Exercise directions — Copy out every record below exactly as written, but leave out any pictures.

>> BEGIN

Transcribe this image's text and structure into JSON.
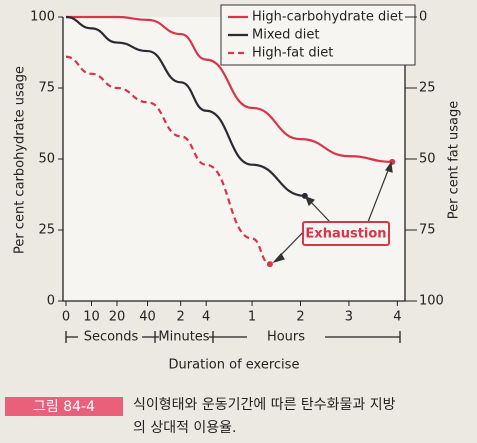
{
  "chart_data": {
    "type": "line",
    "y_label": "Per cent carbohydrate usage",
    "y2_label": "Per cent fat usage",
    "x_label": "Duration of exercise",
    "x_groups": [
      "Seconds",
      "Minutes",
      "Hours"
    ],
    "annotation": "Exhaustion",
    "xlim": [
      0,
      13.3
    ],
    "xticks": [
      {
        "value": 0,
        "label": "0"
      },
      {
        "value": 1,
        "label": "10"
      },
      {
        "value": 2,
        "label": "20"
      },
      {
        "value": 3.2,
        "label": "40"
      },
      {
        "value": 4.5,
        "label": "2"
      },
      {
        "value": 5.5,
        "label": "4"
      },
      {
        "value": 7.3,
        "label": "1"
      },
      {
        "value": 9.2,
        "label": "2"
      },
      {
        "value": 11.1,
        "label": "3"
      },
      {
        "value": 13,
        "label": "4"
      }
    ],
    "ylim": [
      0,
      100
    ],
    "yticks": [
      0,
      25,
      50,
      75,
      100
    ],
    "y2lim": [
      100,
      0
    ],
    "y2ticks": [
      0,
      25,
      50,
      75,
      100
    ],
    "series": [
      {
        "name": "High-carbohydrate diet",
        "color": "#d8344a",
        "dashed": false,
        "x": [
          0,
          1,
          2,
          3.2,
          4.5,
          5.5,
          7.3,
          9.2,
          11.1,
          12.8
        ],
        "values": [
          100,
          100,
          100,
          99,
          94,
          85,
          68,
          57,
          51,
          49
        ]
      },
      {
        "name": "Mixed diet",
        "color": "#2a2a35",
        "dashed": false,
        "x": [
          0,
          1,
          2,
          3.2,
          4.5,
          5.5,
          7.3,
          9.37
        ],
        "values": [
          100,
          96,
          91,
          88,
          77,
          67,
          48,
          37
        ]
      },
      {
        "name": "High-fat diet",
        "color": "#d8344a",
        "dashed": true,
        "x": [
          0,
          1,
          2,
          3.2,
          4.5,
          5.5,
          7.3,
          8.0
        ],
        "values": [
          86,
          80,
          75,
          70,
          58,
          48,
          22,
          13
        ]
      }
    ],
    "caption": {
      "figure": "그림 84-4",
      "lines": [
        "식이형태와 운동기간에 따른 탄수화물과 지방",
        "의 상대적 이용율."
      ]
    }
  }
}
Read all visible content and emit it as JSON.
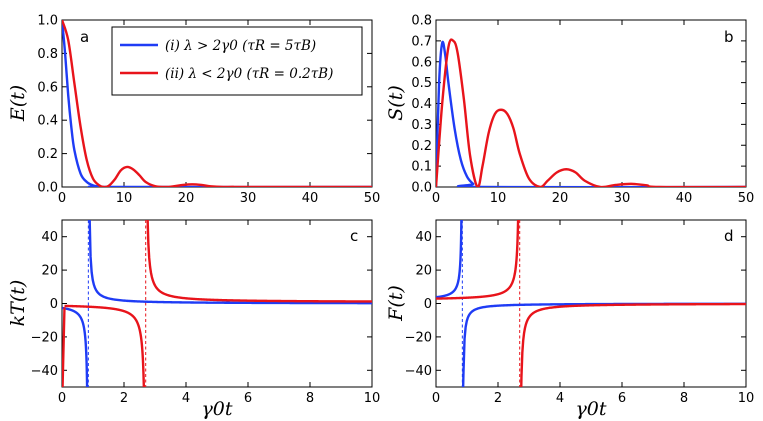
{
  "chart_data": [
    {
      "id": "a",
      "type": "line",
      "panel_label": "a",
      "xlabel": "",
      "ylabel": "E(t)",
      "xlim": [
        0,
        50
      ],
      "ylim": [
        0,
        1.0
      ],
      "xticks": [
        "0",
        "10",
        "20",
        "30",
        "40",
        "50"
      ],
      "yticks": [
        "0.0",
        "0.2",
        "0.4",
        "0.6",
        "0.8",
        "1.0"
      ],
      "legend_position": "top-center",
      "series": [
        {
          "name": "(i) λ > 2γ₀ (τ_R = 5τ_B)",
          "color": "#1f3cf5",
          "x": [
            0,
            0.5,
            1,
            1.5,
            2,
            3,
            4,
            5,
            6,
            8,
            50
          ],
          "y": [
            1.0,
            0.8,
            0.55,
            0.36,
            0.22,
            0.08,
            0.03,
            0.01,
            0.003,
            0,
            0
          ]
        },
        {
          "name": "(ii) λ < 2γ₀ (τ_R = 0.2τ_B)",
          "color": "#e8141b",
          "x": [
            0,
            1,
            2,
            3,
            4,
            5,
            6,
            6.7,
            7.5,
            8.5,
            9.5,
            10.5,
            11.5,
            12.5,
            13.5,
            15,
            16.8,
            18,
            19.5,
            21,
            22.5,
            24,
            26,
            27.5,
            30,
            50
          ],
          "y": [
            1.0,
            0.88,
            0.62,
            0.36,
            0.16,
            0.05,
            0.01,
            0,
            0.006,
            0.045,
            0.1,
            0.12,
            0.105,
            0.07,
            0.03,
            0.005,
            0,
            0.004,
            0.012,
            0.016,
            0.012,
            0.004,
            0,
            0.001,
            0,
            0
          ]
        }
      ]
    },
    {
      "id": "b",
      "type": "line",
      "panel_label": "b",
      "xlabel": "",
      "ylabel": "S(t)",
      "xlim": [
        0,
        50
      ],
      "ylim": [
        0,
        0.8
      ],
      "xticks": [
        "0",
        "10",
        "20",
        "30",
        "40",
        "50"
      ],
      "yticks": [
        "0.0",
        "0.1",
        "0.2",
        "0.3",
        "0.4",
        "0.5",
        "0.6",
        "0.7",
        "0.8"
      ],
      "series": [
        {
          "name": "(i)",
          "color": "#1f3cf5",
          "x": [
            0,
            0.5,
            1,
            1.5,
            2,
            3,
            4,
            5,
            6,
            7,
            50
          ],
          "y": [
            0,
            0.5,
            0.69,
            0.63,
            0.5,
            0.28,
            0.13,
            0.05,
            0.015,
            0,
            0
          ]
        },
        {
          "name": "(ii)",
          "color": "#e8141b",
          "x": [
            0,
            1,
            2,
            2.8,
            3.5,
            4.5,
            5.5,
            6.7,
            7.5,
            8.5,
            9.5,
            10.5,
            11.5,
            12.5,
            13.5,
            15,
            16.8,
            18,
            19.5,
            21,
            22.5,
            24,
            26.5,
            29,
            31.5,
            34,
            36,
            50
          ],
          "y": [
            0,
            0.4,
            0.67,
            0.7,
            0.64,
            0.42,
            0.15,
            0,
            0.1,
            0.26,
            0.35,
            0.37,
            0.35,
            0.28,
            0.16,
            0.04,
            0,
            0.03,
            0.07,
            0.085,
            0.07,
            0.03,
            0,
            0.01,
            0.015,
            0.008,
            0,
            0
          ]
        }
      ]
    },
    {
      "id": "c",
      "type": "line",
      "panel_label": "c",
      "xlabel": "γ0t",
      "ylabel": "kT(t)",
      "xlim": [
        0,
        10
      ],
      "ylim": [
        -50,
        50
      ],
      "xticks": [
        "0",
        "2",
        "4",
        "6",
        "8",
        "10"
      ],
      "yticks": [
        "−40",
        "−20",
        "0",
        "20",
        "40"
      ],
      "asymptotes": [
        {
          "x": 0.85,
          "color": "#1f3cf5"
        },
        {
          "x": 2.7,
          "color": "#e8141b"
        }
      ],
      "series": [
        {
          "name": "(i)",
          "color": "#1f3cf5",
          "pole": 0.85,
          "A": 2.0,
          "before": -0.3,
          "after": 0.0,
          "x_end": 10
        },
        {
          "name": "(ii)",
          "color": "#e8141b",
          "pole": 2.7,
          "A": 3.0,
          "before": -0.3,
          "after": 0.8,
          "x_end": 10,
          "left_pole": 0
        }
      ]
    },
    {
      "id": "d",
      "type": "line",
      "panel_label": "d",
      "xlabel": "γ0t",
      "ylabel": "F(t)",
      "xlim": [
        0,
        10
      ],
      "ylim": [
        -50,
        50
      ],
      "xticks": [
        "0",
        "2",
        "4",
        "6",
        "8",
        "10"
      ],
      "yticks": [
        "−40",
        "−20",
        "0",
        "20",
        "40"
      ],
      "asymptotes": [
        {
          "x": 0.85,
          "color": "#1f3cf5"
        },
        {
          "x": 2.7,
          "color": "#e8141b"
        }
      ],
      "series": [
        {
          "name": "(i)",
          "color": "#1f3cf5",
          "pole": 0.85,
          "A": -1.5,
          "before": 2.0,
          "after": 0.0,
          "x_end": 10
        },
        {
          "name": "(ii)",
          "color": "#e8141b",
          "pole": 2.7,
          "A": -2.5,
          "before": 2.0,
          "after": 0.0,
          "x_end": 10
        }
      ]
    }
  ],
  "legend": {
    "line1": "(i) λ > 2γ0 (τR = 5τB)",
    "line2": "(ii) λ < 2γ0 (τR = 0.2τB)",
    "color1": "#1f3cf5",
    "color2": "#e8141b"
  }
}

>> END

Complete answer —
Transcribe this image's text and structure into JSON.
{
  "chart_data": {
    "type": "line",
    "y_label": "Per cent carbohydrate usage",
    "y2_label": "Per cent fat usage",
    "x_label": "Duration of exercise",
    "x_groups": [
      "Seconds",
      "Minutes",
      "Hours"
    ],
    "annotation": "Exhaustion",
    "xlim": [
      0,
      13.3
    ],
    "xticks": [
      {
        "value": 0,
        "label": "0"
      },
      {
        "value": 1,
        "label": "10"
      },
      {
        "value": 2,
        "label": "20"
      },
      {
        "value": 3.2,
        "label": "40"
      },
      {
        "value": 4.5,
        "label": "2"
      },
      {
        "value": 5.5,
        "label": "4"
      },
      {
        "value": 7.3,
        "label": "1"
      },
      {
        "value": 9.2,
        "label": "2"
      },
      {
        "value": 11.1,
        "label": "3"
      },
      {
        "value": 13,
        "label": "4"
      }
    ],
    "ylim": [
      0,
      100
    ],
    "yticks": [
      0,
      25,
      50,
      75,
      100
    ],
    "y2lim": [
      100,
      0
    ],
    "y2ticks": [
      0,
      25,
      50,
      75,
      100
    ],
    "series": [
      {
        "name": "High-carbohydrate diet",
        "color": "#d8344a",
        "dashed": false,
        "x": [
          0,
          1,
          2,
          3.2,
          4.5,
          5.5,
          7.3,
          9.2,
          11.1,
          12.8
        ],
        "values": [
          100,
          100,
          100,
          99,
          94,
          85,
          68,
          57,
          51,
          49
        ]
      },
      {
        "name": "Mixed diet",
        "color": "#2a2a35",
        "dashed": false,
        "x": [
          0,
          1,
          2,
          3.2,
          4.5,
          5.5,
          7.3,
          9.37
        ],
        "values": [
          100,
          96,
          91,
          88,
          77,
          67,
          48,
          37
        ]
      },
      {
        "name": "High-fat diet",
        "color": "#d8344a",
        "dashed": true,
        "x": [
          0,
          1,
          2,
          3.2,
          4.5,
          5.5,
          7.3,
          8.0
        ],
        "values": [
          86,
          80,
          75,
          70,
          58,
          48,
          22,
          13
        ]
      }
    ],
    "caption": {
      "figure": "그림 84-4",
      "lines": [
        "식이형태와 운동기간에 따른 탄수화물과 지방",
        "의 상대적 이용율."
      ]
    }
  }
}
Read all visible content and emit it as JSON.
{
  "chart_data": [
    {
      "id": "a",
      "type": "line",
      "panel_label": "a",
      "xlabel": "",
      "ylabel": "E(t)",
      "xlim": [
        0,
        50
      ],
      "ylim": [
        0,
        1.0
      ],
      "xticks": [
        "0",
        "10",
        "20",
        "30",
        "40",
        "50"
      ],
      "yticks": [
        "0.0",
        "0.2",
        "0.4",
        "0.6",
        "0.8",
        "1.0"
      ],
      "legend_position": "top-center",
      "series": [
        {
          "name": "(i) λ > 2γ₀ (τ_R = 5τ_B)",
          "color": "#1f3cf5",
          "x": [
            0,
            0.5,
            1,
            1.5,
            2,
            3,
            4,
            5,
            6,
            8,
            50
          ],
          "y": [
            1.0,
            0.8,
            0.55,
            0.36,
            0.22,
            0.08,
            0.03,
            0.01,
            0.003,
            0,
            0
          ]
        },
        {
          "name": "(ii) λ < 2γ₀ (τ_R = 0.2τ_B)",
          "color": "#e8141b",
          "x": [
            0,
            1,
            2,
            3,
            4,
            5,
            6,
            6.7,
            7.5,
            8.5,
            9.5,
            10.5,
            11.5,
            12.5,
            13.5,
            15,
            16.8,
            18,
            19.5,
            21,
            22.5,
            24,
            26,
            27.5,
            30,
            50
          ],
          "y": [
            1.0,
            0.88,
            0.62,
            0.36,
            0.16,
            0.05,
            0.01,
            0,
            0.006,
            0.045,
            0.1,
            0.12,
            0.105,
            0.07,
            0.03,
            0.005,
            0,
            0.004,
            0.012,
            0.016,
            0.012,
            0.004,
            0,
            0.001,
            0,
            0
          ]
        }
      ]
    },
    {
      "id": "b",
      "type": "line",
      "panel_label": "b",
      "xlabel": "",
      "ylabel": "S(t)",
      "xlim": [
        0,
        50
      ],
      "ylim": [
        0,
        0.8
      ],
      "xticks": [
        "0",
        "10",
        "20",
        "30",
        "40",
        "50"
      ],
      "yticks": [
        "0.0",
        "0.1",
        "0.2",
        "0.3",
        "0.4",
        "0.5",
        "0.6",
        "0.7",
        "0.8"
      ],
      "series": [
        {
          "name": "(i)",
          "color": "#1f3cf5",
          "x": [
            0,
            0.5,
            1,
            1.5,
            2,
            3,
            4,
            5,
            6,
            7,
            50
          ],
          "y": [
            0,
            0.5,
            0.69,
            0.63,
            0.5,
            0.28,
            0.13,
            0.05,
            0.015,
            0,
            0
          ]
        },
        {
          "name": "(ii)",
          "color": "#e8141b",
          "x": [
            0,
            1,
            2,
            2.8,
            3.5,
            4.5,
            5.5,
            6.7,
            7.5,
            8.5,
            9.5,
            10.5,
            11.5,
            12.5,
            13.5,
            15,
            16.8,
            18,
            19.5,
            21,
            22.5,
            24,
            26.5,
            29,
            31.5,
            34,
            36,
            50
          ],
          "y": [
            0,
            0.4,
            0.67,
            0.7,
            0.64,
            0.42,
            0.15,
            0,
            0.1,
            0.26,
            0.35,
            0.37,
            0.35,
            0.28,
            0.16,
            0.04,
            0,
            0.03,
            0.07,
            0.085,
            0.07,
            0.03,
            0,
            0.01,
            0.015,
            0.008,
            0,
            0
          ]
        }
      ]
    },
    {
      "id": "c",
      "type": "line",
      "panel_label": "c",
      "xlabel": "γ0t",
      "ylabel": "kT(t)",
      "xlim": [
        0,
        10
      ],
      "ylim": [
        -50,
        50
      ],
      "xticks": [
        "0",
        "2",
        "4",
        "6",
        "8",
        "10"
      ],
      "yticks": [
        "−40",
        "−20",
        "0",
        "20",
        "40"
      ],
      "asymptotes": [
        {
          "x": 0.85,
          "color": "#1f3cf5"
        },
        {
          "x": 2.7,
          "color": "#e8141b"
        }
      ],
      "series": [
        {
          "name": "(i)",
          "color": "#1f3cf5",
          "pole": 0.85,
          "A": 2.0,
          "before": -0.3,
          "after": 0.0,
          "x_end": 10
        },
        {
          "name": "(ii)",
          "color": "#e8141b",
          "pole": 2.7,
          "A": 3.0,
          "before": -0.3,
          "after": 0.8,
          "x_end": 10,
          "left_pole": 0
        }
      ]
    },
    {
      "id": "d",
      "type": "line",
      "panel_label": "d",
      "xlabel": "γ0t",
      "ylabel": "F(t)",
      "xlim": [
        0,
        10
      ],
      "ylim": [
        -50,
        50
      ],
      "xticks": [
        "0",
        "2",
        "4",
        "6",
        "8",
        "10"
      ],
      "yticks": [
        "−40",
        "−20",
        "0",
        "20",
        "40"
      ],
      "asymptotes": [
        {
          "x": 0.85,
          "color": "#1f3cf5"
        },
        {
          "x": 2.7,
          "color": "#e8141b"
        }
      ],
      "series": [
        {
          "name": "(i)",
          "color": "#1f3cf5",
          "pole": 0.85,
          "A": -1.5,
          "before": 2.0,
          "after": 0.0,
          "x_end": 10
        },
        {
          "name": "(ii)",
          "color": "#e8141b",
          "pole": 2.7,
          "A": -2.5,
          "before": 2.0,
          "after": 0.0,
          "x_end": 10
        }
      ]
    }
  ],
  "legend": {
    "line1": "(i) λ > 2γ0 (τR = 5τB)",
    "line2": "(ii) λ < 2γ0 (τR = 0.2τB)",
    "color1": "#1f3cf5",
    "color2": "#e8141b"
  }
}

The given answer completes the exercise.